* [Exercise objective]:
Search the records below for the word "name" and show every line where it occurs.

==== Given entries ====

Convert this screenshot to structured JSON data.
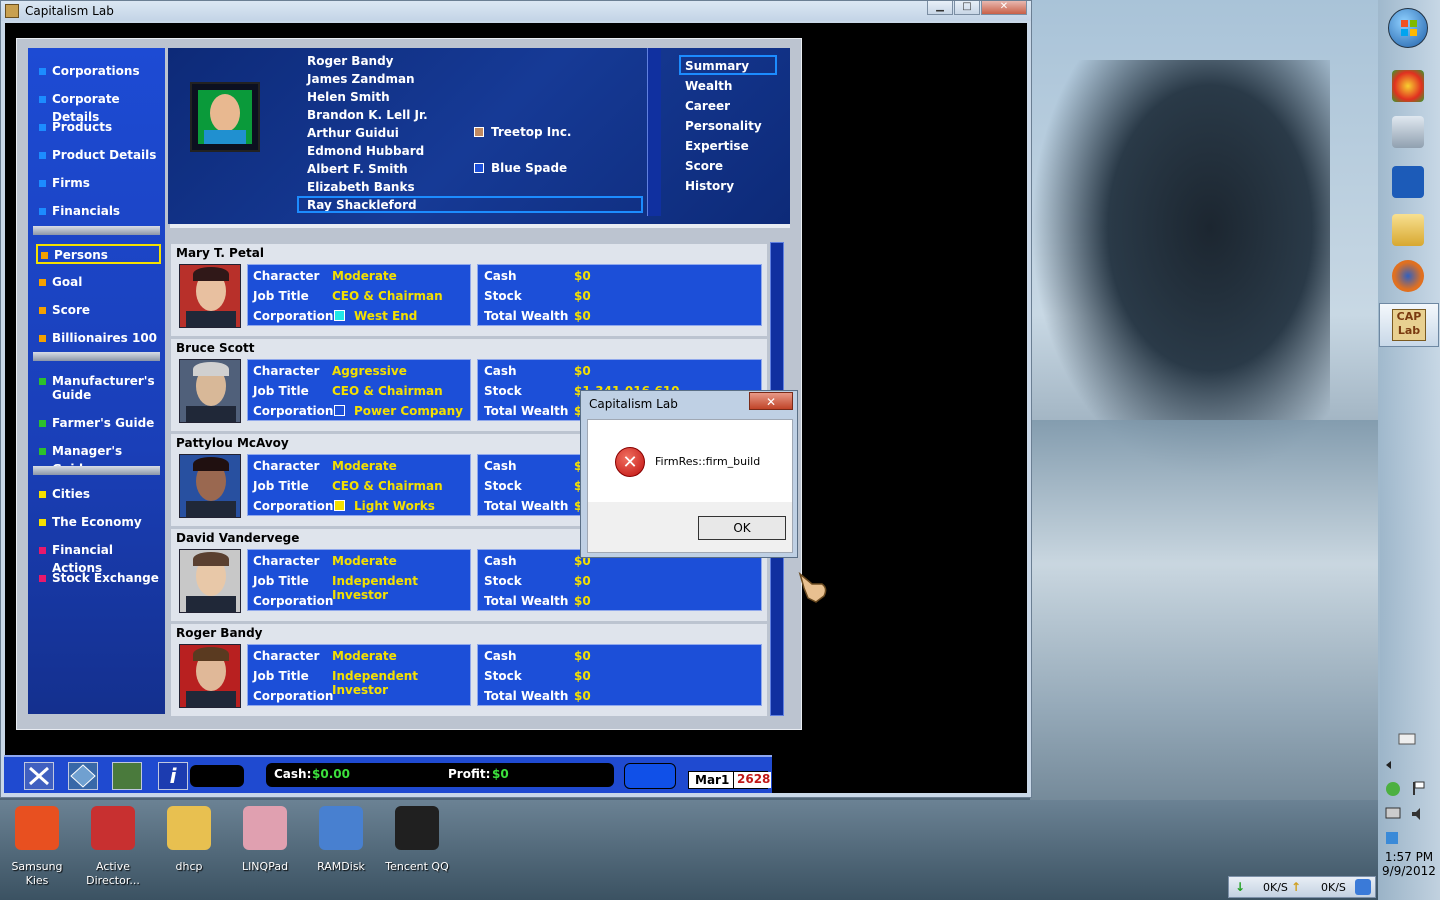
{
  "window": {
    "title": "Capitalism Lab",
    "min": "▁",
    "max": "□",
    "close": "✕"
  },
  "nav": {
    "items": [
      {
        "label": "Corporations",
        "color": "#1c8cff"
      },
      {
        "label": "Corporate Details",
        "color": "#1c8cff"
      },
      {
        "label": "Products",
        "color": "#1c8cff"
      },
      {
        "label": "Product Details",
        "color": "#1c8cff"
      },
      {
        "label": "Firms",
        "color": "#1c8cff"
      },
      {
        "label": "Financials",
        "color": "#1c8cff"
      },
      {
        "label": "Persons",
        "color": "#f4a000"
      },
      {
        "label": "Goal",
        "color": "#f4a000"
      },
      {
        "label": "Score",
        "color": "#f4a000"
      },
      {
        "label": "Billionaires 100",
        "color": "#f4a000"
      },
      {
        "label": "Manufacturer's Guide",
        "color": "#2cc02c"
      },
      {
        "label": "Farmer's Guide",
        "color": "#2cc02c"
      },
      {
        "label": "Manager's Guide",
        "color": "#2cc02c"
      },
      {
        "label": "Cities",
        "color": "#f4e000"
      },
      {
        "label": "The Economy",
        "color": "#f4e000"
      },
      {
        "label": "Financial Actions",
        "color": "#e8186c"
      },
      {
        "label": "Stock Exchange",
        "color": "#e8186c"
      }
    ]
  },
  "person_list": [
    "Roger Bandy",
    "James Zandman",
    "Helen Smith",
    "Brandon K. Lell Jr.",
    "Arthur Guidui",
    "Edmond Hubbard",
    "Albert F. Smith",
    "Elizabeth Banks",
    "Ray Shackleford"
  ],
  "legend": [
    {
      "label": "Treetop Inc.",
      "color": "#c08a60"
    },
    {
      "label": "Blue Spade",
      "color": "#1c4fd8"
    }
  ],
  "tabs": [
    "Summary",
    "Wealth",
    "Career",
    "Personality",
    "Expertise",
    "Score",
    "History"
  ],
  "field_labels": {
    "character": "Character",
    "job_title": "Job Title",
    "corporation": "Corporation",
    "cash": "Cash",
    "stock": "Stock",
    "total_wealth": "Total Wealth"
  },
  "persons": [
    {
      "name": "Mary T. Petal",
      "character": "Moderate",
      "job_title": "CEO & Chairman",
      "corporation": "West End",
      "corp_color": "#20e8e8",
      "cash": "$0",
      "stock": "$0",
      "total_wealth": "$0"
    },
    {
      "name": "Bruce Scott",
      "character": "Aggressive",
      "job_title": "CEO & Chairman",
      "corporation": "Power Company",
      "corp_color": "#1c4fd8",
      "cash": "$0",
      "stock": "$1,341,016,610",
      "total_wealth": "$"
    },
    {
      "name": "Pattylou McAvoy",
      "character": "Moderate",
      "job_title": "CEO & Chairman",
      "corporation": "Light Works",
      "corp_color": "#f4e000",
      "cash": "$",
      "stock": "$",
      "total_wealth": "$"
    },
    {
      "name": "David Vandervege",
      "character": "Moderate",
      "job_title": "Independent Investor",
      "corporation": "",
      "corp_color": "",
      "cash": "$0",
      "stock": "$0",
      "total_wealth": "$0"
    },
    {
      "name": "Roger Bandy",
      "character": "Moderate",
      "job_title": "Independent Investor",
      "corporation": "",
      "corp_color": "",
      "cash": "$0",
      "stock": "$0",
      "total_wealth": "$0"
    }
  ],
  "status_bar": {
    "cash_label": "Cash:",
    "cash_value": "$0.00",
    "profit_label": "Profit:",
    "profit_value": "$0",
    "date_month": "Mar",
    "date_day": "1",
    "date_year": "2628",
    "info_icon": "i"
  },
  "dialog": {
    "title": "Capitalism Lab",
    "message": "FirmRes::firm_build",
    "ok": "OK",
    "close": "✕",
    "icon": "✕"
  },
  "desktop_icons": [
    {
      "label": "Samsung Kies",
      "color": "#e85020"
    },
    {
      "label": "Active Director...",
      "color": "#c83030"
    },
    {
      "label": "dhcp",
      "color": "#e8c050"
    },
    {
      "label": "LINQPad",
      "color": "#e0a0b0"
    },
    {
      "label": "RAMDisk",
      "color": "#4880d0"
    },
    {
      "label": "Tencent QQ",
      "color": "#202020"
    }
  ],
  "taskbar": {
    "caplab_logo": "CAP Lab",
    "time": "1:57 PM",
    "date": "9/9/2012",
    "net_down": "0K/S",
    "net_up": "0K/S"
  }
}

====

* [Task output]:
      "name": "Mary T. Petal",
      "name": "Bruce Scott",
      "name": "Pattylou McAvoy",
      "name": "David Vandervege",
      "name": "Roger Bandy",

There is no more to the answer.